Records from a collection:

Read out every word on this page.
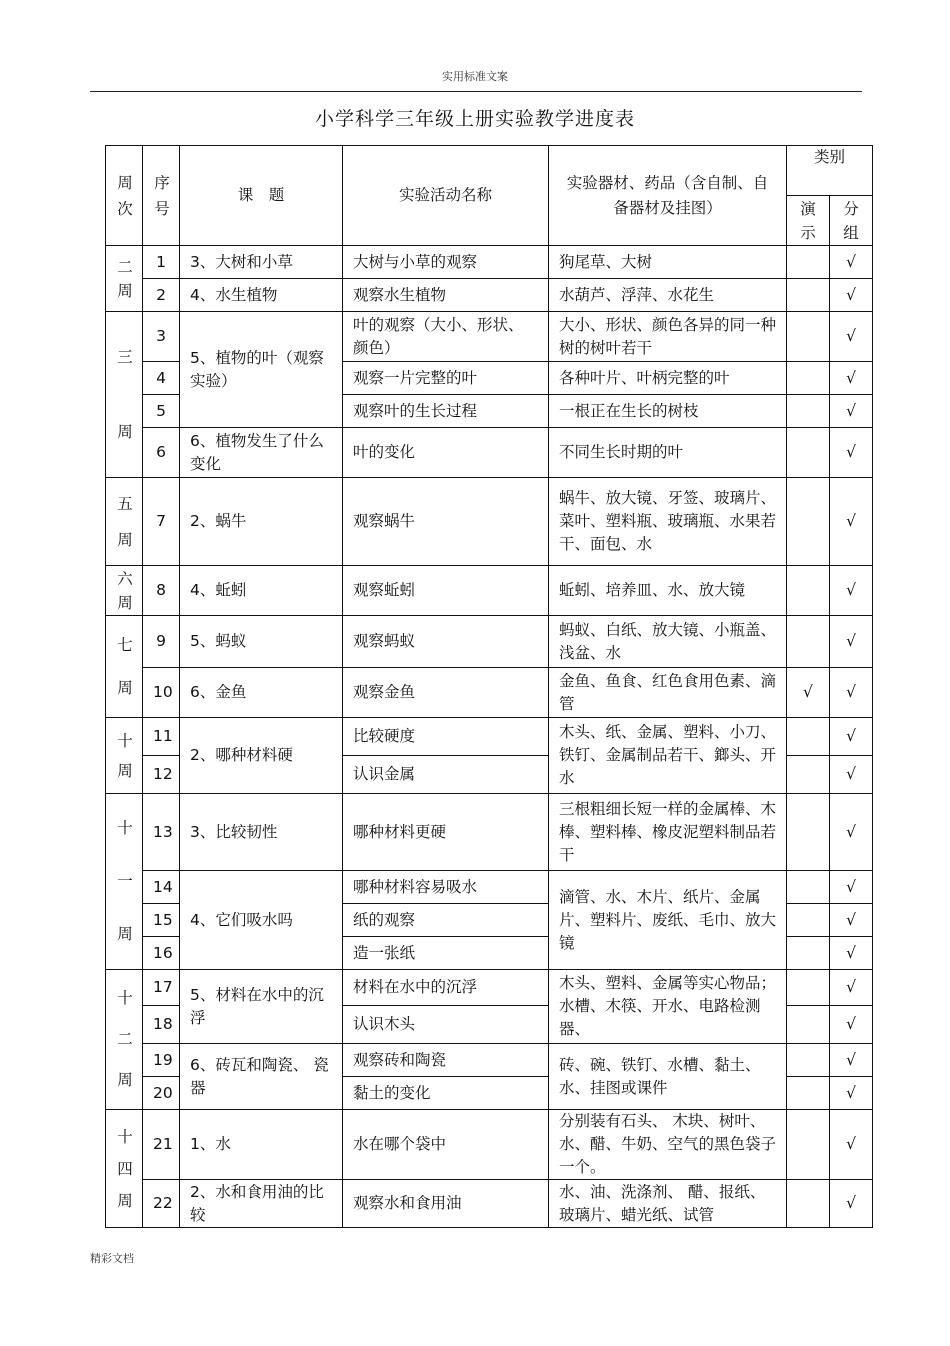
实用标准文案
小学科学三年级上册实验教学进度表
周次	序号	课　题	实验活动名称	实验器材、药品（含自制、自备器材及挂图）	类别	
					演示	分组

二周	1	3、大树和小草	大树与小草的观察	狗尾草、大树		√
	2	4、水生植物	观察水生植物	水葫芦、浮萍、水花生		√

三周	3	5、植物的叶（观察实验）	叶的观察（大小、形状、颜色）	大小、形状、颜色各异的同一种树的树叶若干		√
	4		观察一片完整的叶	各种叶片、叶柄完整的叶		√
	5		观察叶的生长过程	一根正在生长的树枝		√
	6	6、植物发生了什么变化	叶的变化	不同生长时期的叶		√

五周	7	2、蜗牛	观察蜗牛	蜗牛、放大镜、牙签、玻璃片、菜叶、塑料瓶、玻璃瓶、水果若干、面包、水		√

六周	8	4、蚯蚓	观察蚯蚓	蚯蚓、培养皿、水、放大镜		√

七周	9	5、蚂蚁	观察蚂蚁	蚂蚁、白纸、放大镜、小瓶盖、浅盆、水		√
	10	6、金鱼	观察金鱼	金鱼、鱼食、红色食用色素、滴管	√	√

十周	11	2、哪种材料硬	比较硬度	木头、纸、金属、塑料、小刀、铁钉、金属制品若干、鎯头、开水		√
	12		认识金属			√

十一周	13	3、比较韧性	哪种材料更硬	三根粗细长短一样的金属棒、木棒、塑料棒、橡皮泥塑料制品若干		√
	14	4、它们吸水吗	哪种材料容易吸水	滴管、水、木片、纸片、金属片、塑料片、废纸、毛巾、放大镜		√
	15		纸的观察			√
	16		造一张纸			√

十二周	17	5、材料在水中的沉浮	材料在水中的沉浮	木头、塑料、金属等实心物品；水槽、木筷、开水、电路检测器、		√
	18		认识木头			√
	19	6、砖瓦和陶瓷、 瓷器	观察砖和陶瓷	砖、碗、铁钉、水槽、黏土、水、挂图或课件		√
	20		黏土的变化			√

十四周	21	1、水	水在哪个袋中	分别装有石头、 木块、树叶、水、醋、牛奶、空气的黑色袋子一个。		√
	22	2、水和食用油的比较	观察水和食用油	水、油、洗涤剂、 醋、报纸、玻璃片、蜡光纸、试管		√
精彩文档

- [Written task]: Reproduce the whole listing above word for word, but not its pictures.

- [Reply to the task]:
Read out every word on this page.
实用标准文案
小学科学三年级上册实验教学进度表
周次	序号	课　题	实验活动名称	实验器材、药品（含自制、自备器材及挂图）	类别	
					演示	分组

二周	1	3、大树和小草	大树与小草的观察	狗尾草、大树		√
	2	4、水生植物	观察水生植物	水葫芦、浮萍、水花生		√

三周	3	5、植物的叶（观察实验）	叶的观察（大小、形状、颜色）	大小、形状、颜色各异的同一种树的树叶若干		√
	4		观察一片完整的叶	各种叶片、叶柄完整的叶		√
	5		观察叶的生长过程	一根正在生长的树枝		√
	6	6、植物发生了什么变化	叶的变化	不同生长时期的叶		√

五周	7	2、蜗牛	观察蜗牛	蜗牛、放大镜、牙签、玻璃片、菜叶、塑料瓶、玻璃瓶、水果若干、面包、水		√

六周	8	4、蚯蚓	观察蚯蚓	蚯蚓、培养皿、水、放大镜		√

七周	9	5、蚂蚁	观察蚂蚁	蚂蚁、白纸、放大镜、小瓶盖、浅盆、水		√
	10	6、金鱼	观察金鱼	金鱼、鱼食、红色食用色素、滴管	√	√

十周	11	2、哪种材料硬	比较硬度	木头、纸、金属、塑料、小刀、铁钉、金属制品若干、鎯头、开水		√
	12		认识金属			√

十一周	13	3、比较韧性	哪种材料更硬	三根粗细长短一样的金属棒、木棒、塑料棒、橡皮泥塑料制品若干		√
	14	4、它们吸水吗	哪种材料容易吸水	滴管、水、木片、纸片、金属片、塑料片、废纸、毛巾、放大镜		√
	15		纸的观察			√
	16		造一张纸			√

十二周	17	5、材料在水中的沉浮	材料在水中的沉浮	木头、塑料、金属等实心物品；水槽、木筷、开水、电路检测器、		√
	18		认识木头			√
	19	6、砖瓦和陶瓷、 瓷器	观察砖和陶瓷	砖、碗、铁钉、水槽、黏土、水、挂图或课件		√
	20		黏土的变化			√

十四周	21	1、水	水在哪个袋中	分别装有石头、 木块、树叶、水、醋、牛奶、空气的黑色袋子一个。		√
	22	2、水和食用油的比较	观察水和食用油	水、油、洗涤剂、 醋、报纸、玻璃片、蜡光纸、试管		√
精彩文档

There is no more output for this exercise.